= Problem to solve =
Repeat each record below exactly as given.
[start of Supplied data]
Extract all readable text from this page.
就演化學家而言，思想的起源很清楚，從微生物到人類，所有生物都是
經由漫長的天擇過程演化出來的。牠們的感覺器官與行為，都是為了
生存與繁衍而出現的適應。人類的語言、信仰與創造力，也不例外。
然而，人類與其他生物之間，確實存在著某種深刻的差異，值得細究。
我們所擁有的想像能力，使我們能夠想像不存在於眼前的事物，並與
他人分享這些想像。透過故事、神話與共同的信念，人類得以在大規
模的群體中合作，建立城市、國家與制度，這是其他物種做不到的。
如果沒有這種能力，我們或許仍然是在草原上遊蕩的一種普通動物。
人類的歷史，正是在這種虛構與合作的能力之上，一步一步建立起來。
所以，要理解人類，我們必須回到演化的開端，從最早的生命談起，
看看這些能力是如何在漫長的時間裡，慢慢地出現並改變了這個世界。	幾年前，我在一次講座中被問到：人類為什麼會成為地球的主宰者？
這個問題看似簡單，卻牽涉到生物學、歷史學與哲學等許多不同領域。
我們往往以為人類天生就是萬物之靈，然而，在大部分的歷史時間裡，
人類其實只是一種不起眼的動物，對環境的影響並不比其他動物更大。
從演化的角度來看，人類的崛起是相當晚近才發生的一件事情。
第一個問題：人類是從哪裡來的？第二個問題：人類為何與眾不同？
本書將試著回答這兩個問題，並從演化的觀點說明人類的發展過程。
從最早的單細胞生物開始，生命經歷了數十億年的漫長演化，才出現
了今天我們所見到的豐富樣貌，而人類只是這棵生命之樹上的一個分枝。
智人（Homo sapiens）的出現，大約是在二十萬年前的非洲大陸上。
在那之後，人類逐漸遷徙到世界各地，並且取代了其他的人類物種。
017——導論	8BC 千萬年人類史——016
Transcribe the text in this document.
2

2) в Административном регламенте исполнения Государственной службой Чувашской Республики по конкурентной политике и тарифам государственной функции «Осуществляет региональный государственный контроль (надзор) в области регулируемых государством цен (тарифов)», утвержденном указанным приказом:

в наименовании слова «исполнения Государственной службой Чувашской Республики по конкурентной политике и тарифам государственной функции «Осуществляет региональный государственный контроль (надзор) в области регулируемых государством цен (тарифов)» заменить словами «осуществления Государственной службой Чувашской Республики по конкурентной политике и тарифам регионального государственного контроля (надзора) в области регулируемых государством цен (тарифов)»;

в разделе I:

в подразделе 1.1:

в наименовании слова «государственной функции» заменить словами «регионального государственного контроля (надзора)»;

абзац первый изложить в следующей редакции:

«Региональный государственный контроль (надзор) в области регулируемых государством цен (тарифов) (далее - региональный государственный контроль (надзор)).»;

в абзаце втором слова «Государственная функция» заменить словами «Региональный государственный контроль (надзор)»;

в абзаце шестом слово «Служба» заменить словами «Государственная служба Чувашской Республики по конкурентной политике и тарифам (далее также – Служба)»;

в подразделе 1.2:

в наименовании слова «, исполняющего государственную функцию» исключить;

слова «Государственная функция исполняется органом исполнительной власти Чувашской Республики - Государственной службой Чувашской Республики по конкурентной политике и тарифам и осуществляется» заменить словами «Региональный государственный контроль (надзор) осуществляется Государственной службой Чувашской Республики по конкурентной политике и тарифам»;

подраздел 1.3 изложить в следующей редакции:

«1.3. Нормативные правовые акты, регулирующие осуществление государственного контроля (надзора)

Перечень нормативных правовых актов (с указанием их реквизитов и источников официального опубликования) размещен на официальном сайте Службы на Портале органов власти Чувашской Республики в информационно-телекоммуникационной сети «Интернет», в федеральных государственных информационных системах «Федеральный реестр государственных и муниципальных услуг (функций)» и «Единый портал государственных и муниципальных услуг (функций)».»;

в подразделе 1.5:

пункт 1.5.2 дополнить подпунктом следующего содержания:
[end of Supplied data]
= Solution for this problem =
Extract all readable text from this page.
就演化學家而言，思想的起源很清楚，從微生物到人類，所有生物都是
經由漫長的天擇過程演化出來的。牠們的感覺器官與行為，都是為了
生存與繁衍而出現的適應。人類的語言、信仰與創造力，也不例外。
然而，人類與其他生物之間，確實存在著某種深刻的差異，值得細究。
我們所擁有的想像能力，使我們能夠想像不存在於眼前的事物，並與
他人分享這些想像。透過故事、神話與共同的信念，人類得以在大規
模的群體中合作，建立城市、國家與制度，這是其他物種做不到的。
如果沒有這種能力，我們或許仍然是在草原上遊蕩的一種普通動物。
人類的歷史，正是在這種虛構與合作的能力之上，一步一步建立起來。
所以，要理解人類，我們必須回到演化的開端，從最早的生命談起，
看看這些能力是如何在漫長的時間裡，慢慢地出現並改變了這個世界。	幾年前，我在一次講座中被問到：人類為什麼會成為地球的主宰者？
這個問題看似簡單，卻牽涉到生物學、歷史學與哲學等許多不同領域。
我們往往以為人類天生就是萬物之靈，然而，在大部分的歷史時間裡，
人類其實只是一種不起眼的動物，對環境的影響並不比其他動物更大。
從演化的角度來看，人類的崛起是相當晚近才發生的一件事情。
第一個問題：人類是從哪裡來的？第二個問題：人類為何與眾不同？
本書將試著回答這兩個問題，並從演化的觀點說明人類的發展過程。
從最早的單細胞生物開始，生命經歷了數十億年的漫長演化，才出現
了今天我們所見到的豐富樣貌，而人類只是這棵生命之樹上的一個分枝。
智人（Homo sapiens）的出現，大約是在二十萬年前的非洲大陸上。
在那之後，人類逐漸遷徙到世界各地，並且取代了其他的人類物種。
017——導論	8BC 千萬年人類史——016
Transcribe the text in this document.
2

2) в Административном регламенте исполнения Государственной службой Чувашской Республики по конкурентной политике и тарифам государственной функции «Осуществляет региональный государственный контроль (надзор) в области регулируемых государством цен (тарифов)», утвержденном указанным приказом:

в наименовании слова «исполнения Государственной службой Чувашской Республики по конкурентной политике и тарифам государственной функции «Осуществляет региональный государственный контроль (надзор) в области регулируемых государством цен (тарифов)» заменить словами «осуществления Государственной службой Чувашской Республики по конкурентной политике и тарифам регионального государственного контроля (надзора) в области регулируемых государством цен (тарифов)»;

в разделе I:

в подразделе 1.1:

в наименовании слова «государственной функции» заменить словами «регионального государственного контроля (надзора)»;

абзац первый изложить в следующей редакции:

«Региональный государственный контроль (надзор) в области регулируемых государством цен (тарифов) (далее - региональный государственный контроль (надзор)).»;

в абзаце втором слова «Государственная функция» заменить словами «Региональный государственный контроль (надзор)»;

в абзаце шестом слово «Служба» заменить словами «Государственная служба Чувашской Республики по конкурентной политике и тарифам (далее также – Служба)»;

в подразделе 1.2:

в наименовании слова «, исполняющего государственную функцию» исключить;

слова «Государственная функция исполняется органом исполнительной власти Чувашской Республики - Государственной службой Чувашской Республики по конкурентной политике и тарифам и осуществляется» заменить словами «Региональный государственный контроль (надзор) осуществляется Государственной службой Чувашской Республики по конкурентной политике и тарифам»;

подраздел 1.3 изложить в следующей редакции:

«1.3. Нормативные правовые акты, регулирующие осуществление государственного контроля (надзора)

Перечень нормативных правовых актов (с указанием их реквизитов и источников официального опубликования) размещен на официальном сайте Службы на Портале органов власти Чувашской Республики в информационно-телекоммуникационной сети «Интернет», в федеральных государственных информационных системах «Федеральный реестр государственных и муниципальных услуг (функций)» и «Единый портал государственных и муниципальных услуг (функций)».»;

в подразделе 1.5:

пункт 1.5.2 дополнить подпунктом следующего содержания:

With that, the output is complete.